━━━━━ Data in this exercise ━━━━━
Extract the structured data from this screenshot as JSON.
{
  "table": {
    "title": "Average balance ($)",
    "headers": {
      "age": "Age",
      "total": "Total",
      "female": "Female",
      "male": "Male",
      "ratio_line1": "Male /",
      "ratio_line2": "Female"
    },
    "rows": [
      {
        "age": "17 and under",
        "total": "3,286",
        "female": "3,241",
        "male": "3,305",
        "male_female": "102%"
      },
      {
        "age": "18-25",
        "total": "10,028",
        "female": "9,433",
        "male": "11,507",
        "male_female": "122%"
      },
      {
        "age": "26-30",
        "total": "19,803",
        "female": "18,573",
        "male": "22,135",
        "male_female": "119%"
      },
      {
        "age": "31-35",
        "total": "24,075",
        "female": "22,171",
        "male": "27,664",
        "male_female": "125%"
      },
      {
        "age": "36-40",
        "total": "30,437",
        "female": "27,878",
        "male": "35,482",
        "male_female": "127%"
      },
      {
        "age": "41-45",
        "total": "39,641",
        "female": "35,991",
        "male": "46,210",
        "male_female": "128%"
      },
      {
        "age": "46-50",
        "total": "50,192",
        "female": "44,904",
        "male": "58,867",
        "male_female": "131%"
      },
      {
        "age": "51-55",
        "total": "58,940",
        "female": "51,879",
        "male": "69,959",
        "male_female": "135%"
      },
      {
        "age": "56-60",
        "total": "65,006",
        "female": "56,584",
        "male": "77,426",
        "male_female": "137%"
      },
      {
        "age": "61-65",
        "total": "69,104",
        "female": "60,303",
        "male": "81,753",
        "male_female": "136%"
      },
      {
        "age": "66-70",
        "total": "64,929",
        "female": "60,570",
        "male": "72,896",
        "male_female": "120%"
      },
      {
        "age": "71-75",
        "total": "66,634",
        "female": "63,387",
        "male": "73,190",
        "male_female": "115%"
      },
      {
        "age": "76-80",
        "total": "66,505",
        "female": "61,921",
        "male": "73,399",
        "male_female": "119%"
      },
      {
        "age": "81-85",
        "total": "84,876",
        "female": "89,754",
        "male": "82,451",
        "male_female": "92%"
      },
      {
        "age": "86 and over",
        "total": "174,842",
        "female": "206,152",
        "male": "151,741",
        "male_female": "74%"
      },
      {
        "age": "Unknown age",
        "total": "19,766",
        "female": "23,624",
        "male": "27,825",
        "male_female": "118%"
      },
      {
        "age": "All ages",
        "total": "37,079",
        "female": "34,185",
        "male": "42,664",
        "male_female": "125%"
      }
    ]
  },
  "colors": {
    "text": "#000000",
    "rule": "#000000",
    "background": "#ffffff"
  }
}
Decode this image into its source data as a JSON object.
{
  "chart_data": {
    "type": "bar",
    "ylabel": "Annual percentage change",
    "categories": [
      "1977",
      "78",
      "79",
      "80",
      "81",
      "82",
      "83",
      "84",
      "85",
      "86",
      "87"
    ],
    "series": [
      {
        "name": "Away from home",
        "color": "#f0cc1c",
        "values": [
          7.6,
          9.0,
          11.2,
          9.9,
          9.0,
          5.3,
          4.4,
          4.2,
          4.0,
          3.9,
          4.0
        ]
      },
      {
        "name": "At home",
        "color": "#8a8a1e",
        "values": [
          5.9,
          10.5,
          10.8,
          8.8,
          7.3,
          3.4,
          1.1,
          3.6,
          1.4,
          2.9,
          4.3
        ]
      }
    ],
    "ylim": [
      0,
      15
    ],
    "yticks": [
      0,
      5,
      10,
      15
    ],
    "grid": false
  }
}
━━━━━
* Stated goal
Extract every record and return it verbatim.

* Result of this exercise
Extract the structured data from this screenshot as JSON.
{
  "table": {
    "title": "Average balance ($)",
    "headers": {
      "age": "Age",
      "total": "Total",
      "female": "Female",
      "male": "Male",
      "ratio_line1": "Male /",
      "ratio_line2": "Female"
    },
    "rows": [
      {
        "age": "17 and under",
        "total": "3,286",
        "female": "3,241",
        "male": "3,305",
        "male_female": "102%"
      },
      {
        "age": "18-25",
        "total": "10,028",
        "female": "9,433",
        "male": "11,507",
        "male_female": "122%"
      },
      {
        "age": "26-30",
        "total": "19,803",
        "female": "18,573",
        "male": "22,135",
        "male_female": "119%"
      },
      {
        "age": "31-35",
        "total": "24,075",
        "female": "22,171",
        "male": "27,664",
        "male_female": "125%"
      },
      {
        "age": "36-40",
        "total": "30,437",
        "female": "27,878",
        "male": "35,482",
        "male_female": "127%"
      },
      {
        "age": "41-45",
        "total": "39,641",
        "female": "35,991",
        "male": "46,210",
        "male_female": "128%"
      },
      {
        "age": "46-50",
        "total": "50,192",
        "female": "44,904",
        "male": "58,867",
        "male_female": "131%"
      },
      {
        "age": "51-55",
        "total": "58,940",
        "female": "51,879",
        "male": "69,959",
        "male_female": "135%"
      },
      {
        "age": "56-60",
        "total": "65,006",
        "female": "56,584",
        "male": "77,426",
        "male_female": "137%"
      },
      {
        "age": "61-65",
        "total": "69,104",
        "female": "60,303",
        "male": "81,753",
        "male_female": "136%"
      },
      {
        "age": "66-70",
        "total": "64,929",
        "female": "60,570",
        "male": "72,896",
        "male_female": "120%"
      },
      {
        "age": "71-75",
        "total": "66,634",
        "female": "63,387",
        "male": "73,190",
        "male_female": "115%"
      },
      {
        "age": "76-80",
        "total": "66,505",
        "female": "61,921",
        "male": "73,399",
        "male_female": "119%"
      },
      {
        "age": "81-85",
        "total": "84,876",
        "female": "89,754",
        "male": "82,451",
        "male_female": "92%"
      },
      {
        "age": "86 and over",
        "total": "174,842",
        "female": "206,152",
        "male": "151,741",
        "male_female": "74%"
      },
      {
        "age": "Unknown age",
        "total": "19,766",
        "female": "23,624",
        "male": "27,825",
        "male_female": "118%"
      },
      {
        "age": "All ages",
        "total": "37,079",
        "female": "34,185",
        "male": "42,664",
        "male_female": "125%"
      }
    ]
  },
  "colors": {
    "text": "#000000",
    "rule": "#000000",
    "background": "#ffffff"
  }
}
Decode this image into its source data as a JSON object.
{
  "chart_data": {
    "type": "bar",
    "ylabel": "Annual percentage change",
    "categories": [
      "1977",
      "78",
      "79",
      "80",
      "81",
      "82",
      "83",
      "84",
      "85",
      "86",
      "87"
    ],
    "series": [
      {
        "name": "Away from home",
        "color": "#f0cc1c",
        "values": [
          7.6,
          9.0,
          11.2,
          9.9,
          9.0,
          5.3,
          4.4,
          4.2,
          4.0,
          3.9,
          4.0
        ]
      },
      {
        "name": "At home",
        "color": "#8a8a1e",
        "values": [
          5.9,
          10.5,
          10.8,
          8.8,
          7.3,
          3.4,
          1.1,
          3.6,
          1.4,
          2.9,
          4.3
        ]
      }
    ],
    "ylim": [
      0,
      15
    ],
    "yticks": [
      0,
      5,
      10,
      15
    ],
    "grid": false
  }
}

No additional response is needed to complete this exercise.